Website and app data records:
━━━━━━
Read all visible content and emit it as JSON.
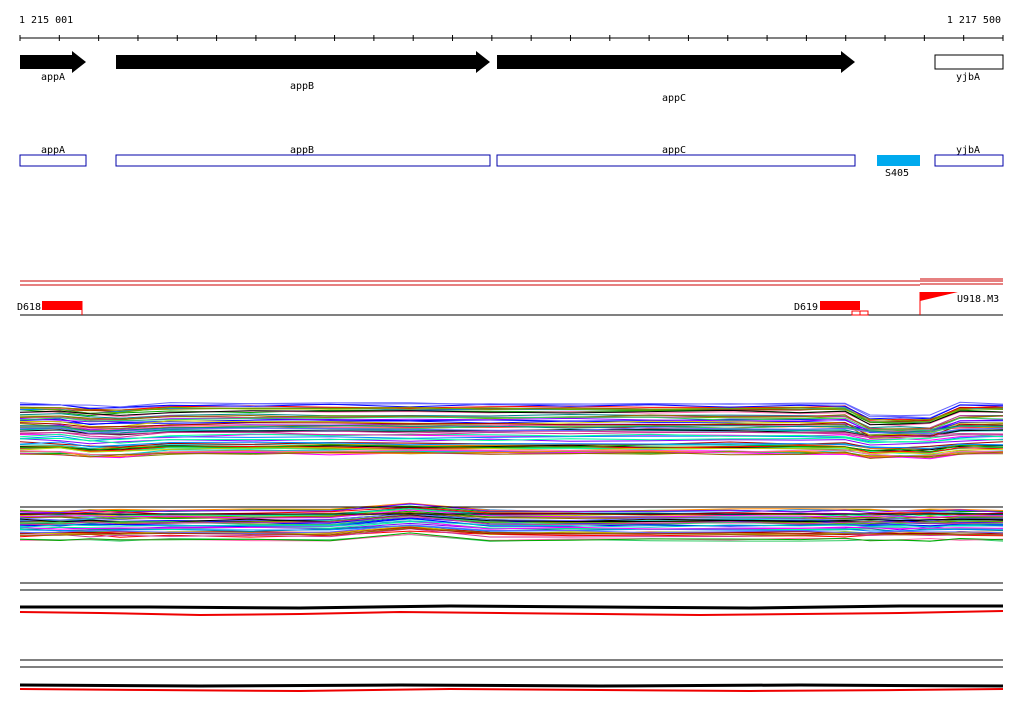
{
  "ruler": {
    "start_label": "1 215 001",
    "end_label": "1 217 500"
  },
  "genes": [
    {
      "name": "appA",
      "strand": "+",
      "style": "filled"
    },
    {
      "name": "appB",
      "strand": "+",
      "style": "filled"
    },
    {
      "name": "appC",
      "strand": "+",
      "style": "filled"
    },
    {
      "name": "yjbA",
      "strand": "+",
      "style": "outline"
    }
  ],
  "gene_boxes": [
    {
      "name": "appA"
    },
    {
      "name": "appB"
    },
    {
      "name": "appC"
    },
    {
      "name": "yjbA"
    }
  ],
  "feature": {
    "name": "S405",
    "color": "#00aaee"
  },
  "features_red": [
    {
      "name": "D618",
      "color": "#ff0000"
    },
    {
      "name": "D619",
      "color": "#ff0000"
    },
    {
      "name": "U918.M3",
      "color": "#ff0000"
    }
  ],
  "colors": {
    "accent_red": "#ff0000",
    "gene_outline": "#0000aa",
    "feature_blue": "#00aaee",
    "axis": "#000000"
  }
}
━━━━━━
→ What is being asked: Your task is to reproduce every record exactly while omitting the pictures.

→ Response:
Read all visible content and emit it as JSON.
{
  "ruler": {
    "start_label": "1 215 001",
    "end_label": "1 217 500"
  },
  "genes": [
    {
      "name": "appA",
      "strand": "+",
      "style": "filled"
    },
    {
      "name": "appB",
      "strand": "+",
      "style": "filled"
    },
    {
      "name": "appC",
      "strand": "+",
      "style": "filled"
    },
    {
      "name": "yjbA",
      "strand": "+",
      "style": "outline"
    }
  ],
  "gene_boxes": [
    {
      "name": "appA"
    },
    {
      "name": "appB"
    },
    {
      "name": "appC"
    },
    {
      "name": "yjbA"
    }
  ],
  "feature": {
    "name": "S405",
    "color": "#00aaee"
  },
  "features_red": [
    {
      "name": "D618",
      "color": "#ff0000"
    },
    {
      "name": "D619",
      "color": "#ff0000"
    },
    {
      "name": "U918.M3",
      "color": "#ff0000"
    }
  ],
  "colors": {
    "accent_red": "#ff0000",
    "gene_outline": "#0000aa",
    "feature_blue": "#00aaee",
    "axis": "#000000"
  }
}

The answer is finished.